_EXTRACTED INFORMATION_:

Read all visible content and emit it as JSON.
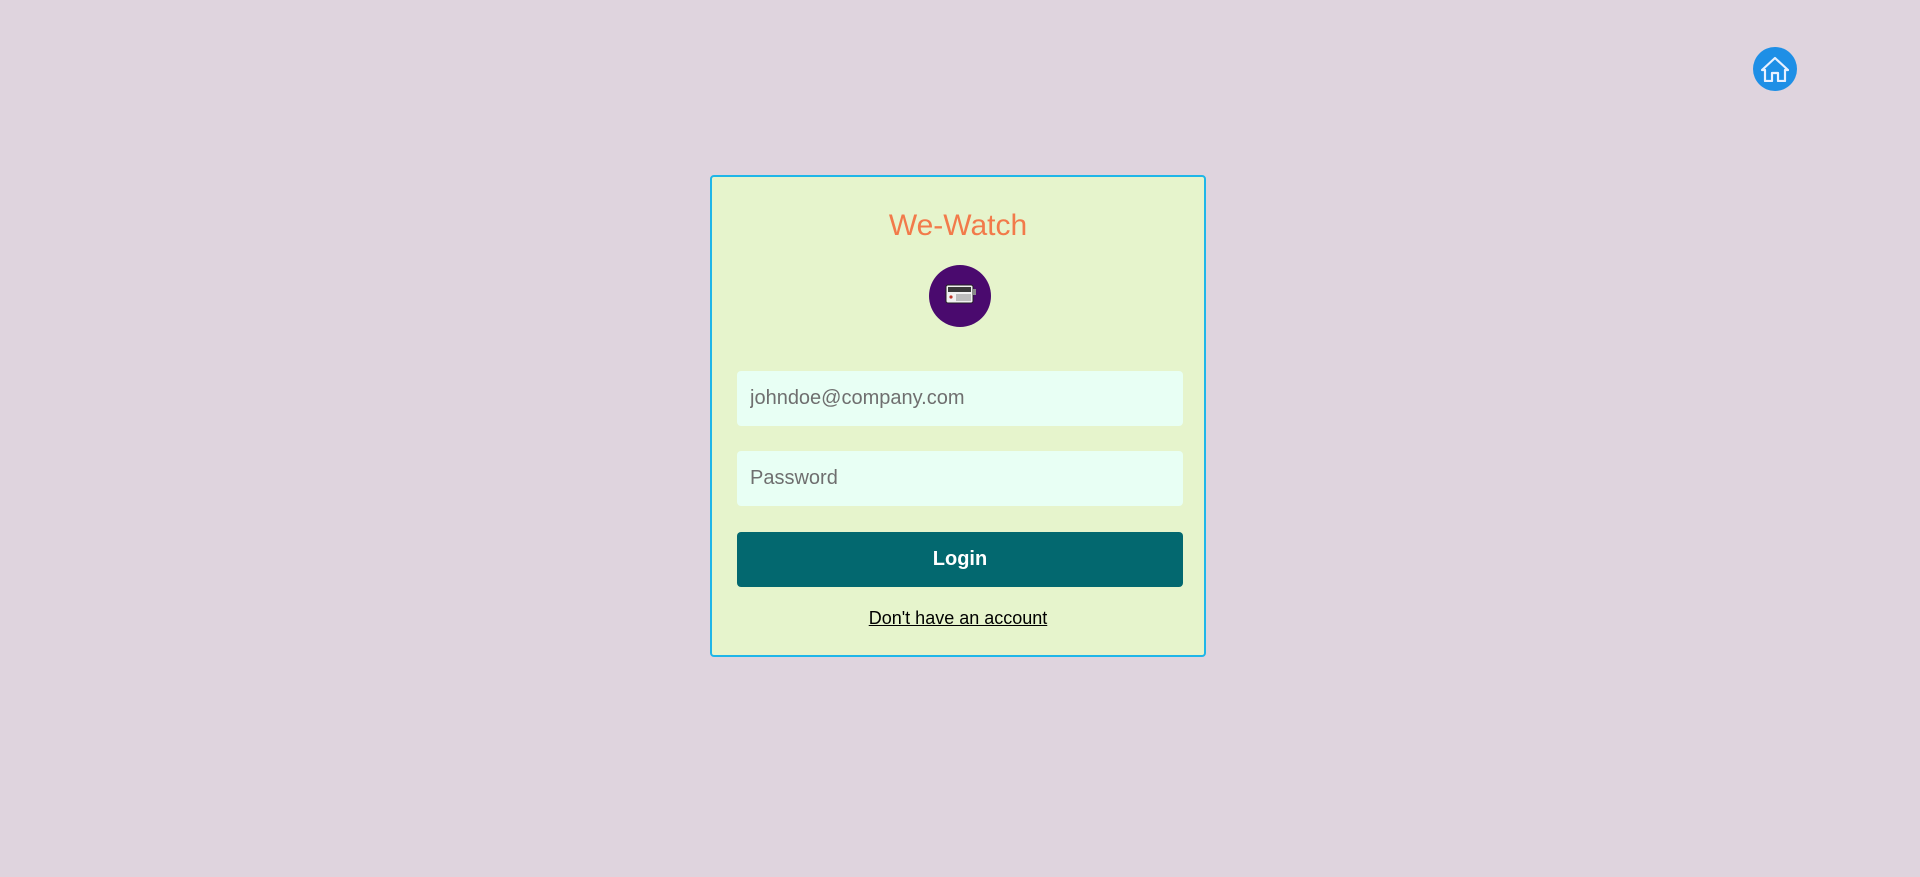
{
  "header": {
    "home_icon": "home-icon",
    "home_color": "#1e8fe6"
  },
  "login_card": {
    "title": "We-Watch",
    "title_color": "#f27a4a",
    "logo_icon": "projector-icon",
    "logo_color": "#4a0a6e",
    "email": {
      "value": "",
      "placeholder": "johndoe@company.com"
    },
    "password": {
      "value": "",
      "placeholder": "Password"
    },
    "login_label": "Login",
    "login_color": "#03686f",
    "signup_link": "Don't have an account"
  }
}
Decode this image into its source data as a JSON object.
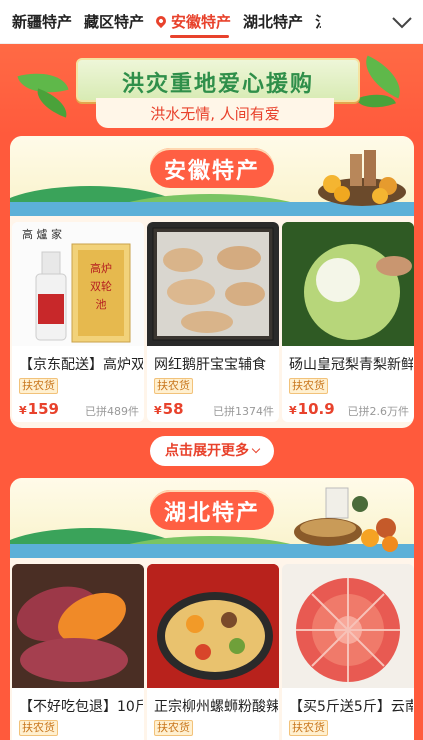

_YOUR TASK_: Repeat each entry exactly. Pictures do not belong in the copy.

_IN RESPONSE_:
Read all visible content and emit it as JSON.
{
  "header": {
    "home_icon": "home-icon",
    "home_color": "#1e8fe6"
  },
  "login_card": {
    "title": "We-Watch",
    "title_color": "#f27a4a",
    "logo_icon": "projector-icon",
    "logo_color": "#4a0a6e",
    "email": {
      "value": "",
      "placeholder": "johndoe@company.com"
    },
    "password": {
      "value": "",
      "placeholder": "Password"
    },
    "login_label": "Login",
    "login_color": "#03686f",
    "signup_link": "Don't have an account"
  }
}
Decode this image into its source data as a JSON object.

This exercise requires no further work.